## WRITTEN PROBLEM
Each line that holds the word "watermark" counts once; give the total number of such lines and nothing else.

== DATA FOR THIS TASK ==

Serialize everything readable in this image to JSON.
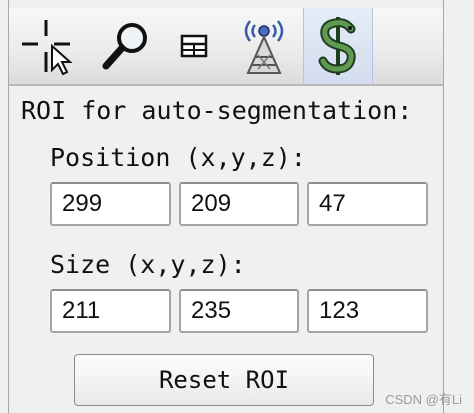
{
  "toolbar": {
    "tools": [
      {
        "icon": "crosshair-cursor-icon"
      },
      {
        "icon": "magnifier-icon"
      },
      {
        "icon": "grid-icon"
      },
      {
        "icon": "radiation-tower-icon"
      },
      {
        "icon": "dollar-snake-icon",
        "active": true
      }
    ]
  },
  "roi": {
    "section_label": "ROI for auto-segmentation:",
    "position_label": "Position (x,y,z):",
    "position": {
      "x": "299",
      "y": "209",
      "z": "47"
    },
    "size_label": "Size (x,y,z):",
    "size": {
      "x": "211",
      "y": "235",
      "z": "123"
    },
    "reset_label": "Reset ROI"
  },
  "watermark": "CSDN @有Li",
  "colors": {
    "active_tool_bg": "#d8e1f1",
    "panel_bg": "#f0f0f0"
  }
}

===
== DATA FOR THIS TASK ==

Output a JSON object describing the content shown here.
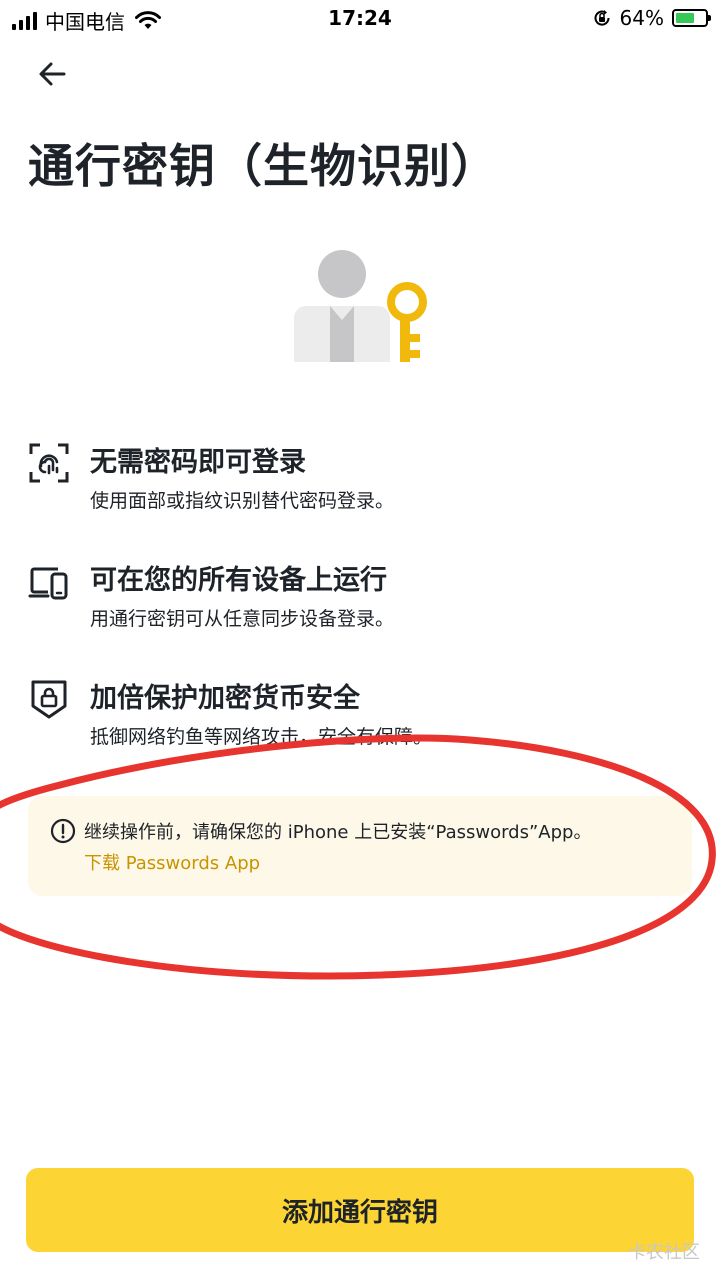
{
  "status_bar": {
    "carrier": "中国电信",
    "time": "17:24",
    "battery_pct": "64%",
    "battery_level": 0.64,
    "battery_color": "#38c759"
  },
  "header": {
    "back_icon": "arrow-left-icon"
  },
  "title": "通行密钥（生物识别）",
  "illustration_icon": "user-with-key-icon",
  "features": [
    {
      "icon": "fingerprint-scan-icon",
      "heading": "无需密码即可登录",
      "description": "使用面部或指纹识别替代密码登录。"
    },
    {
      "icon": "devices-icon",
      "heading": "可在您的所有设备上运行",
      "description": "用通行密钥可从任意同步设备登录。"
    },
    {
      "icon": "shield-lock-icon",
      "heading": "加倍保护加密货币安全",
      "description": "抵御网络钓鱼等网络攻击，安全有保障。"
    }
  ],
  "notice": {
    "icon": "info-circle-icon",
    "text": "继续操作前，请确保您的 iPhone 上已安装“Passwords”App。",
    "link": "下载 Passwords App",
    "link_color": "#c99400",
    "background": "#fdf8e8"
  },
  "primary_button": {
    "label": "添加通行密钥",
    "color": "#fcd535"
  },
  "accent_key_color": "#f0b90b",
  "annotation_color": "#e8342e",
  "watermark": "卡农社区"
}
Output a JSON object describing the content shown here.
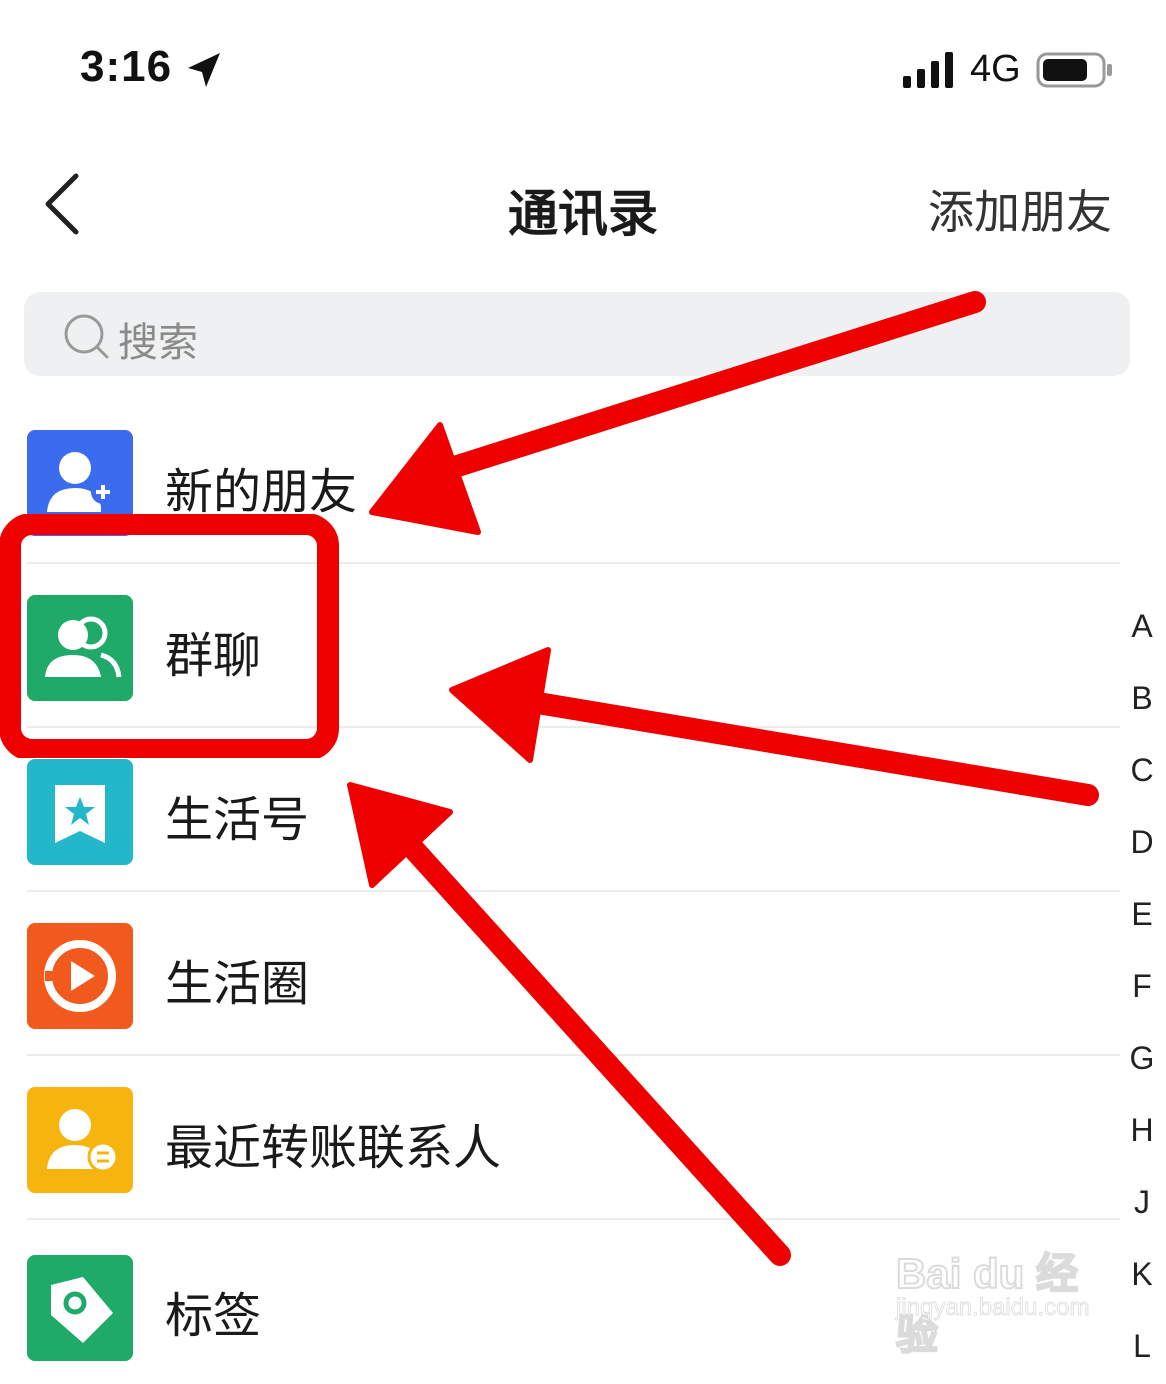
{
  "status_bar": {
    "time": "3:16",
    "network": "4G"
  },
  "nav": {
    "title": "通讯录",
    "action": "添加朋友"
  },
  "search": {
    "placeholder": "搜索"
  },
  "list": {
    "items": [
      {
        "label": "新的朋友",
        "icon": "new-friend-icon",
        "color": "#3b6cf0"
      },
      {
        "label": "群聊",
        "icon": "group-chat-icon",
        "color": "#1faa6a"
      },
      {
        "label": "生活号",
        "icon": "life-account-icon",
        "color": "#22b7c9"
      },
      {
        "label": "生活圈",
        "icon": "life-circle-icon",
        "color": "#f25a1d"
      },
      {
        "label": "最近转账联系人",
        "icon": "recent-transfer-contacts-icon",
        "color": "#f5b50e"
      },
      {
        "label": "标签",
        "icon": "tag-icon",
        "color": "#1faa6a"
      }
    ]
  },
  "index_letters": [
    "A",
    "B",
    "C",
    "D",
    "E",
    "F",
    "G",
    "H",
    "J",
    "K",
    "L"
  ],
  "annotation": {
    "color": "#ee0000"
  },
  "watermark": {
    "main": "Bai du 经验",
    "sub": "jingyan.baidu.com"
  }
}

===
== DATA FOR THIS TASK ==

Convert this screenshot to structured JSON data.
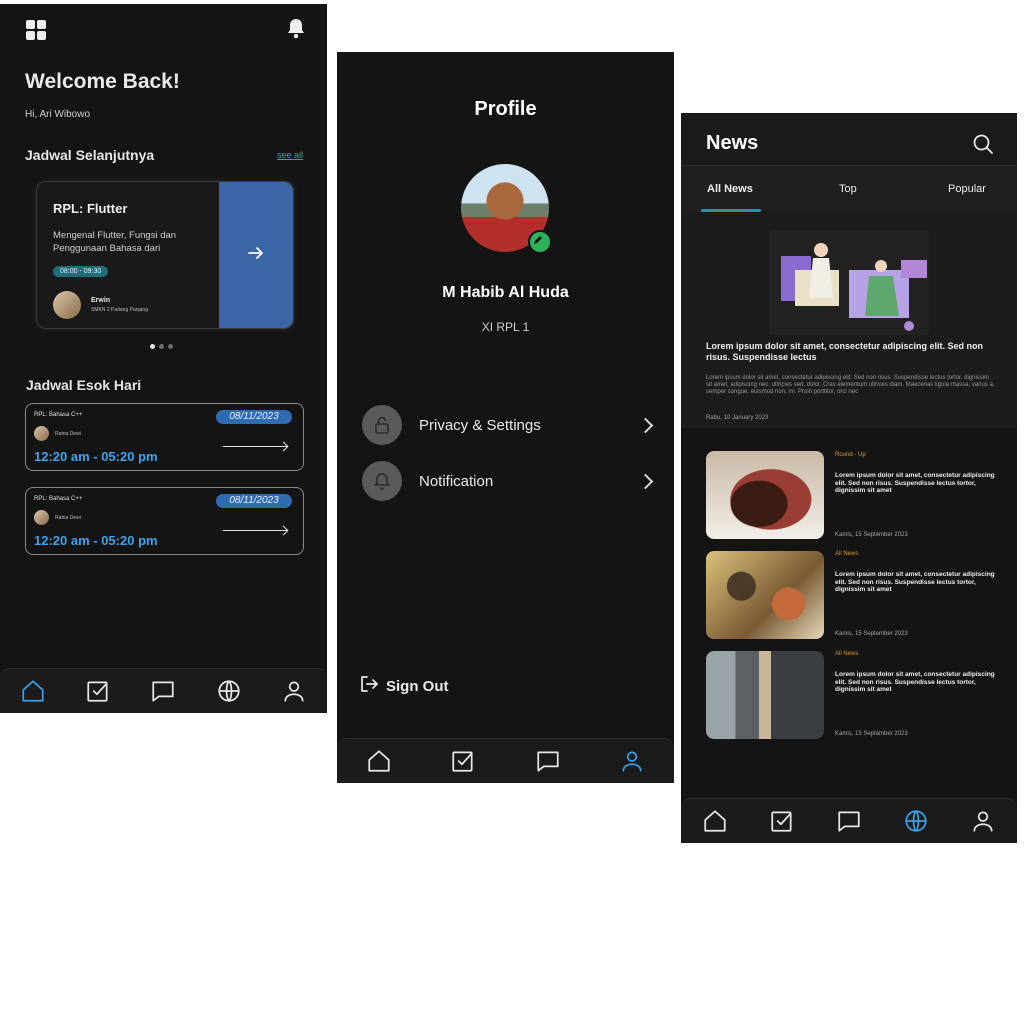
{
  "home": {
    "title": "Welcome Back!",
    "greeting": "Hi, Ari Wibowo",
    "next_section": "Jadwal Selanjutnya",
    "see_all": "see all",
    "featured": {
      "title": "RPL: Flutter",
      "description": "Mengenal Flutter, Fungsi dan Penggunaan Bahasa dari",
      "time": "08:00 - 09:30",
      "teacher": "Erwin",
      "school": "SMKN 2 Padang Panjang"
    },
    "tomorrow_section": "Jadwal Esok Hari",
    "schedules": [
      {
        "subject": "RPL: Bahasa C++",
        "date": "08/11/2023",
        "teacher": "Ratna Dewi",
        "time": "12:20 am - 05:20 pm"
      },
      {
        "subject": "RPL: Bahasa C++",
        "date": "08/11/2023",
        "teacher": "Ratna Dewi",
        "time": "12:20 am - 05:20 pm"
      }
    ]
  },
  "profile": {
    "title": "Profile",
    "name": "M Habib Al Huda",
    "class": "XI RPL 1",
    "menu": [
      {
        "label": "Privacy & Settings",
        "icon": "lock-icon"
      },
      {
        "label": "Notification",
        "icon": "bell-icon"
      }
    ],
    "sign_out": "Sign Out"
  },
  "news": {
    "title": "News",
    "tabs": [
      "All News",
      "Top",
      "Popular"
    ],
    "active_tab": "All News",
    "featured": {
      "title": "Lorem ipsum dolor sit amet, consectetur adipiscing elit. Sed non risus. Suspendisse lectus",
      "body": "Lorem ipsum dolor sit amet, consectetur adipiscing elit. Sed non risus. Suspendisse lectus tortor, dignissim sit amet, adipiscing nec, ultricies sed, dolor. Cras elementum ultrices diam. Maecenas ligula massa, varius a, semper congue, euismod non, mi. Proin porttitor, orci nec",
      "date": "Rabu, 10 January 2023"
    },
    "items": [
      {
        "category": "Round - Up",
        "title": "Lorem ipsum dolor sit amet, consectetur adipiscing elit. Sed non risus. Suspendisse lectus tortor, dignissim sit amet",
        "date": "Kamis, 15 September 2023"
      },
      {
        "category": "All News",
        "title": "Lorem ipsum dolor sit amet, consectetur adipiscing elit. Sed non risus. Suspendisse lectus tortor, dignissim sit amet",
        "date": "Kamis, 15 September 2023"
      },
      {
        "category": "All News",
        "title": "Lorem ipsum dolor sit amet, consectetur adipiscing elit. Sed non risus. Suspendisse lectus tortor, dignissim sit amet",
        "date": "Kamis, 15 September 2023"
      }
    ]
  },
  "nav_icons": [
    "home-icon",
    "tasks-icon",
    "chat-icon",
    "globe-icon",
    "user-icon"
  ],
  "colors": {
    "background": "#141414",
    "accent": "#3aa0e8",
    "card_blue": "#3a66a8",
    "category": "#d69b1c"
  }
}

===

## REPLY TO THE TASK
3